___ Available data
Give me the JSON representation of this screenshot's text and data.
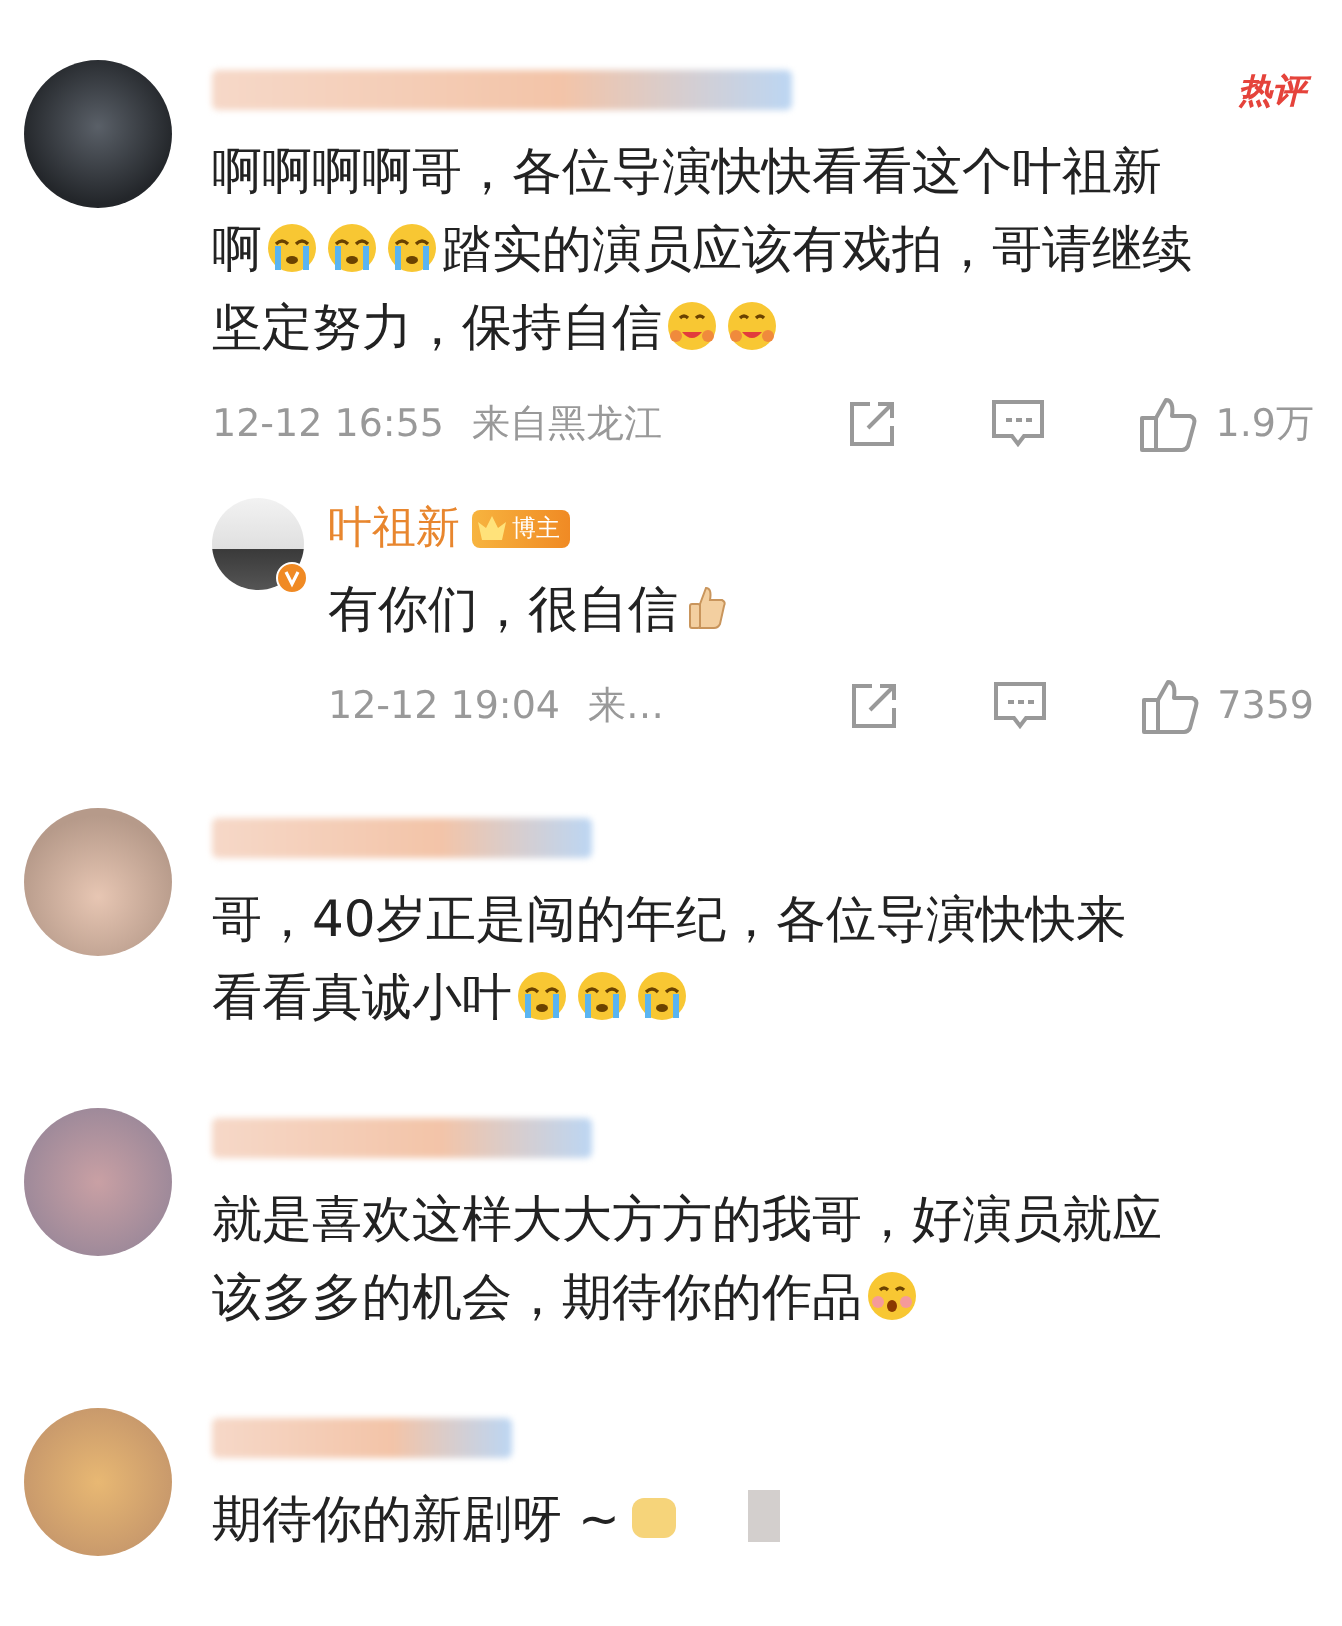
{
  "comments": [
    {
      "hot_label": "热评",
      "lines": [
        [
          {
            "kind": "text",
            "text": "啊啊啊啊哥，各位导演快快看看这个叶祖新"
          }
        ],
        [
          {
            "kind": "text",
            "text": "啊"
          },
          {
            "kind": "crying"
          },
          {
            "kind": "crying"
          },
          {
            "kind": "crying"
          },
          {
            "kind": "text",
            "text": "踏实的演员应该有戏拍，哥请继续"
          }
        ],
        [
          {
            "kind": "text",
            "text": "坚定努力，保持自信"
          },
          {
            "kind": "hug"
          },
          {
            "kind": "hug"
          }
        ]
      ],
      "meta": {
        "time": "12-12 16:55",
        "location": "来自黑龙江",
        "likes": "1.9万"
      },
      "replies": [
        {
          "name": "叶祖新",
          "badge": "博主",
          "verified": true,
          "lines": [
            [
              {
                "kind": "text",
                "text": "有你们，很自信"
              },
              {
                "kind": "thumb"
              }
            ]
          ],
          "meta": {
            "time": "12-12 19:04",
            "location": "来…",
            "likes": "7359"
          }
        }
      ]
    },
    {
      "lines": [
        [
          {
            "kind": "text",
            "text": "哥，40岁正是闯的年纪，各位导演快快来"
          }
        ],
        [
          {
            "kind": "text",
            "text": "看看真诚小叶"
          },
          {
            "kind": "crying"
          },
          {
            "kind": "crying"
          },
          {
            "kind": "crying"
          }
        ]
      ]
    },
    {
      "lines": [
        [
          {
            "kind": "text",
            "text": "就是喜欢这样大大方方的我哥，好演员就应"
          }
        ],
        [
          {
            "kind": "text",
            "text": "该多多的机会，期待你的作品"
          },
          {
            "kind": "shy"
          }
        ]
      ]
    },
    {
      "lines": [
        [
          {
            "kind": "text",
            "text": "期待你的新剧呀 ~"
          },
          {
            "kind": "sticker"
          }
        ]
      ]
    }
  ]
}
______
▶ **What the task requires**: Repeat the entries exactly. Pictures are excluded from the copy.

▶ **Reply to the exercise**:
Give me the JSON representation of this screenshot's text and data.
{
  "comments": [
    {
      "hot_label": "热评",
      "lines": [
        [
          {
            "kind": "text",
            "text": "啊啊啊啊哥，各位导演快快看看这个叶祖新"
          }
        ],
        [
          {
            "kind": "text",
            "text": "啊"
          },
          {
            "kind": "crying"
          },
          {
            "kind": "crying"
          },
          {
            "kind": "crying"
          },
          {
            "kind": "text",
            "text": "踏实的演员应该有戏拍，哥请继续"
          }
        ],
        [
          {
            "kind": "text",
            "text": "坚定努力，保持自信"
          },
          {
            "kind": "hug"
          },
          {
            "kind": "hug"
          }
        ]
      ],
      "meta": {
        "time": "12-12 16:55",
        "location": "来自黑龙江",
        "likes": "1.9万"
      },
      "replies": [
        {
          "name": "叶祖新",
          "badge": "博主",
          "verified": true,
          "lines": [
            [
              {
                "kind": "text",
                "text": "有你们，很自信"
              },
              {
                "kind": "thumb"
              }
            ]
          ],
          "meta": {
            "time": "12-12 19:04",
            "location": "来…",
            "likes": "7359"
          }
        }
      ]
    },
    {
      "lines": [
        [
          {
            "kind": "text",
            "text": "哥，40岁正是闯的年纪，各位导演快快来"
          }
        ],
        [
          {
            "kind": "text",
            "text": "看看真诚小叶"
          },
          {
            "kind": "crying"
          },
          {
            "kind": "crying"
          },
          {
            "kind": "crying"
          }
        ]
      ]
    },
    {
      "lines": [
        [
          {
            "kind": "text",
            "text": "就是喜欢这样大大方方的我哥，好演员就应"
          }
        ],
        [
          {
            "kind": "text",
            "text": "该多多的机会，期待你的作品"
          },
          {
            "kind": "shy"
          }
        ]
      ]
    },
    {
      "lines": [
        [
          {
            "kind": "text",
            "text": "期待你的新剧呀 ~"
          },
          {
            "kind": "sticker"
          }
        ]
      ]
    }
  ]
}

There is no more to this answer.